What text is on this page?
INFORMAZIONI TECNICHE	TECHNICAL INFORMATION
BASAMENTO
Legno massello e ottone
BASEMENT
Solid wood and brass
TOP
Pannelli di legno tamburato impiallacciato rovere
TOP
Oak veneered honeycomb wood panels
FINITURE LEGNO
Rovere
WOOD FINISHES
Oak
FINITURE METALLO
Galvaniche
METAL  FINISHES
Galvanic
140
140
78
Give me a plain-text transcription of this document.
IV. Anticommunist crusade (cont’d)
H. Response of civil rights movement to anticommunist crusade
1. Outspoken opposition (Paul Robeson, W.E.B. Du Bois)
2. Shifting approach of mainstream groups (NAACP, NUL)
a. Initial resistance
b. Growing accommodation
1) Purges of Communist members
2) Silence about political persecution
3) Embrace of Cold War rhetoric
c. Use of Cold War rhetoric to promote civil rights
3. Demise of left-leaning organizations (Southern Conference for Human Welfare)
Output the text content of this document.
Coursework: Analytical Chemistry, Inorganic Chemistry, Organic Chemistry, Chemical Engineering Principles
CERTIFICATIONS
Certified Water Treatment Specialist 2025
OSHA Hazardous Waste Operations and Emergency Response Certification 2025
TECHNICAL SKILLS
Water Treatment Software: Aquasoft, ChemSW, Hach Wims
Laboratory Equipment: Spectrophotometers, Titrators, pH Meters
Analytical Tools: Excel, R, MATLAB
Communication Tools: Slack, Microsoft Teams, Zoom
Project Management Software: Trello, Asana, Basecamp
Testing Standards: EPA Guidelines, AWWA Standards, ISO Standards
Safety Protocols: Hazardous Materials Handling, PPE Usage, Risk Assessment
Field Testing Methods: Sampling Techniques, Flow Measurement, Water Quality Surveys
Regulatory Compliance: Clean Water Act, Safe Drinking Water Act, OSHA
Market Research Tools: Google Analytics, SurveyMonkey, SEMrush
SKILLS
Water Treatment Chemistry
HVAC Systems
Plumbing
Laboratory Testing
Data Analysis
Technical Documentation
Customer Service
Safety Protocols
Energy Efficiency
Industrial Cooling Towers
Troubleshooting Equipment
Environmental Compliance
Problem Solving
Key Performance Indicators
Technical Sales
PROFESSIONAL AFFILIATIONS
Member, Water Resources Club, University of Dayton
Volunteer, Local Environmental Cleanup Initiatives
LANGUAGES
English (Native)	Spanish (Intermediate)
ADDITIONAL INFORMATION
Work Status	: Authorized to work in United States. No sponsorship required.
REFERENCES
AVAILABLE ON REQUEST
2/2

__Exercise objective__
All of the entries must be quoted exactly; please include each one.

__Written answer__
What text is on this page?
INFORMAZIONI TECNICHE	TECHNICAL INFORMATION
BASAMENTO
Legno massello e ottone
BASEMENT
Solid wood and brass
TOP
Pannelli di legno tamburato impiallacciato rovere
TOP
Oak veneered honeycomb wood panels
FINITURE LEGNO
Rovere
WOOD FINISHES
Oak
FINITURE METALLO
Galvaniche
METAL  FINISHES
Galvanic
140
140
78
Give me a plain-text transcription of this document.
IV. Anticommunist crusade (cont’d)
H. Response of civil rights movement to anticommunist crusade
1. Outspoken opposition (Paul Robeson, W.E.B. Du Bois)
2. Shifting approach of mainstream groups (NAACP, NUL)
a. Initial resistance
b. Growing accommodation
1) Purges of Communist members
2) Silence about political persecution
3) Embrace of Cold War rhetoric
c. Use of Cold War rhetoric to promote civil rights
3. Demise of left-leaning organizations (Southern Conference for Human Welfare)
Output the text content of this document.
Coursework: Analytical Chemistry, Inorganic Chemistry, Organic Chemistry, Chemical Engineering Principles
CERTIFICATIONS
Certified Water Treatment Specialist 2025
OSHA Hazardous Waste Operations and Emergency Response Certification 2025
TECHNICAL SKILLS
Water Treatment Software: Aquasoft, ChemSW, Hach Wims
Laboratory Equipment: Spectrophotometers, Titrators, pH Meters
Analytical Tools: Excel, R, MATLAB
Communication Tools: Slack, Microsoft Teams, Zoom
Project Management Software: Trello, Asana, Basecamp
Testing Standards: EPA Guidelines, AWWA Standards, ISO Standards
Safety Protocols: Hazardous Materials Handling, PPE Usage, Risk Assessment
Field Testing Methods: Sampling Techniques, Flow Measurement, Water Quality Surveys
Regulatory Compliance: Clean Water Act, Safe Drinking Water Act, OSHA
Market Research Tools: Google Analytics, SurveyMonkey, SEMrush
SKILLS
Water Treatment Chemistry
HVAC Systems
Plumbing
Laboratory Testing
Data Analysis
Technical Documentation
Customer Service
Safety Protocols
Energy Efficiency
Industrial Cooling Towers
Troubleshooting Equipment
Environmental Compliance
Problem Solving
Key Performance Indicators
Technical Sales
PROFESSIONAL AFFILIATIONS
Member, Water Resources Club, University of Dayton
Volunteer, Local Environmental Cleanup Initiatives
LANGUAGES
English (Native)	Spanish (Intermediate)
ADDITIONAL INFORMATION
Work Status	: Authorized to work in United States. No sponsorship required.
REFERENCES
AVAILABLE ON REQUEST
2/2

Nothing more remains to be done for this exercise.